What to work on
Collect each line of the records containing the string "title".

— Start of Records to use —

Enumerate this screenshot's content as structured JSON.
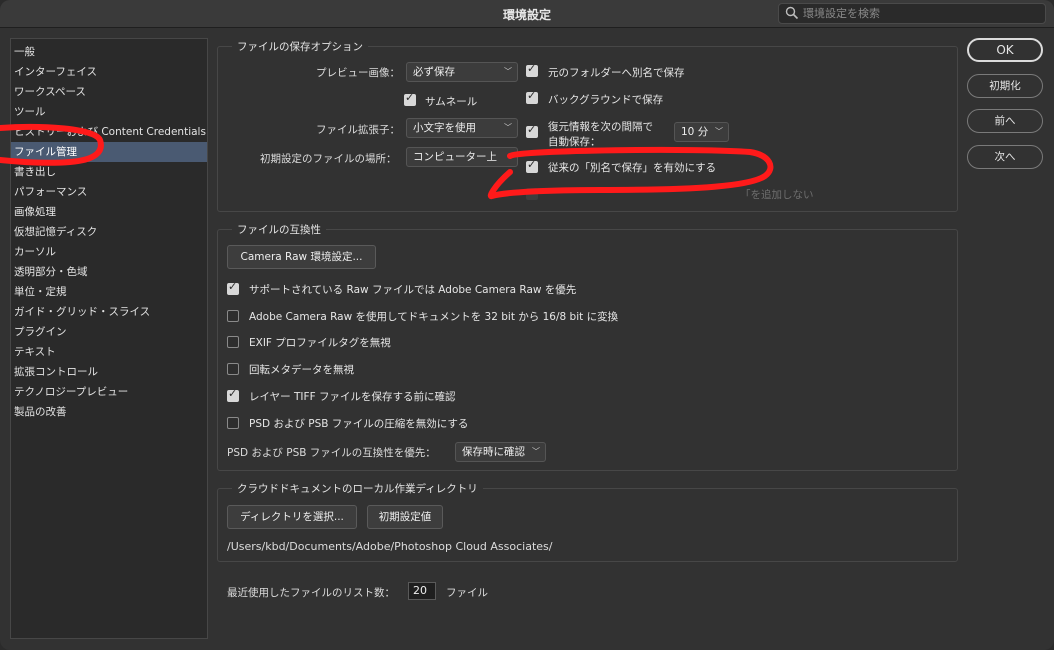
{
  "window": {
    "title": "環境設定"
  },
  "search": {
    "placeholder": "環境設定を検索",
    "icon": "search-icon"
  },
  "sidebar": {
    "items": [
      {
        "label": "一般"
      },
      {
        "label": "インターフェイス"
      },
      {
        "label": "ワークスペース"
      },
      {
        "label": "ツール"
      },
      {
        "label": "ヒストリーおよび Content Credentials"
      },
      {
        "label": "ファイル管理",
        "selected": true
      },
      {
        "label": "書き出し"
      },
      {
        "label": "パフォーマンス"
      },
      {
        "label": "画像処理"
      },
      {
        "label": "仮想記憶ディスク"
      },
      {
        "label": "カーソル"
      },
      {
        "label": "透明部分・色域"
      },
      {
        "label": "単位・定規"
      },
      {
        "label": "ガイド・グリッド・スライス"
      },
      {
        "label": "プラグイン"
      },
      {
        "label": "テキスト"
      },
      {
        "label": "拡張コントロール"
      },
      {
        "label": "テクノロジープレビュー"
      },
      {
        "label": "製品の改善"
      }
    ]
  },
  "save_options": {
    "title": "ファイルの保存オプション",
    "preview_label": "プレビュー画像：",
    "preview_value": "必ず保存",
    "thumbnail_label": "サムネール",
    "thumbnail_checked": true,
    "ext_label": "ファイル拡張子：",
    "ext_value": "小文字を使用",
    "default_location_label": "初期設定のファイルの場所：",
    "default_location_value": "コンピューター上",
    "save_as_original_label": "元のフォルダーへ別名で保存",
    "save_as_original_checked": true,
    "background_save_label": "バックグラウンドで保存",
    "background_save_checked": true,
    "autosave_label_1": "復元情報を次の間隔で",
    "autosave_label_2": "自動保存：",
    "autosave_checked": true,
    "autosave_interval": "10 分",
    "legacy_save_as_label": "従来の「別名で保存」を有効にする",
    "legacy_save_as_checked": true,
    "copy_label": "「を追加しない",
    "copy_checked": false
  },
  "compat": {
    "title": "ファイルの互換性",
    "camera_raw_button": "Camera Raw 環境設定...",
    "options": [
      {
        "label": "サポートされている Raw ファイルでは Adobe Camera Raw を優先",
        "checked": true
      },
      {
        "label": "Adobe Camera Raw を使用してドキュメントを 32 bit から 16/8 bit に変換",
        "checked": false
      },
      {
        "label": "EXIF プロファイルタグを無視",
        "checked": false
      },
      {
        "label": "回転メタデータを無視",
        "checked": false
      },
      {
        "label": "レイヤー TIFF ファイルを保存する前に確認",
        "checked": true
      },
      {
        "label": "PSD および PSB ファイルの圧縮を無効にする",
        "checked": false
      }
    ],
    "maximize_label": "PSD および PSB ファイルの互換性を優先：",
    "maximize_value": "保存時に確認"
  },
  "cloud": {
    "title": "クラウドドキュメントのローカル作業ディレクトリ",
    "choose_button": "ディレクトリを選択...",
    "default_button": "初期設定値",
    "path": "/Users/kbd/Documents/Adobe/Photoshop Cloud Associates/"
  },
  "recent": {
    "label": "最近使用したファイルのリスト数：",
    "value": "20",
    "unit": "ファイル"
  },
  "buttons": {
    "ok": "OK",
    "reset": "初期化",
    "prev": "前へ",
    "next": "次へ"
  },
  "colors": {
    "annotation": "#ff1a1a",
    "selection": "#4a5a72"
  }
}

— End of Records to use —

Solution to this exercise
    "title": "環境設定"
    "title": "ファイルの保存オプション",
    "title": "ファイルの互換性",
    "title": "クラウドドキュメントのローカル作業ディレクトリ",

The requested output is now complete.